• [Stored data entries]
━━━━━━━━━━

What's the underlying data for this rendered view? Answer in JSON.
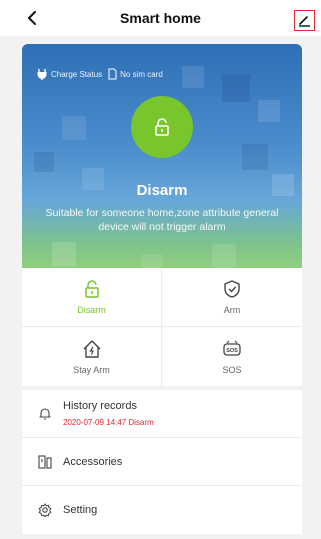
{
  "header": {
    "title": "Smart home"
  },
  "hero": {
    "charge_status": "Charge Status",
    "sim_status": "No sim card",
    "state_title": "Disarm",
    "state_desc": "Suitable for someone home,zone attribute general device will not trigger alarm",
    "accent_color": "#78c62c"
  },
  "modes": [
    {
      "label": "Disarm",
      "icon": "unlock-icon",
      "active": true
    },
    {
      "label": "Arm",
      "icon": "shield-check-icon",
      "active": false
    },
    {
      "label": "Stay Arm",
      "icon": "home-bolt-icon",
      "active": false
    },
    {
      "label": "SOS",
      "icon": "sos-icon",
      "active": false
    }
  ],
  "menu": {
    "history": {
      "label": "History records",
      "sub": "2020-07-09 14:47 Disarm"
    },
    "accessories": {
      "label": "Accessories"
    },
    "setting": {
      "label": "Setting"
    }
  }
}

━━━━━━━━━━

• [What is asked] Nothing but a number is needed here: how many lines hold the string "home"?

• [Task response] 3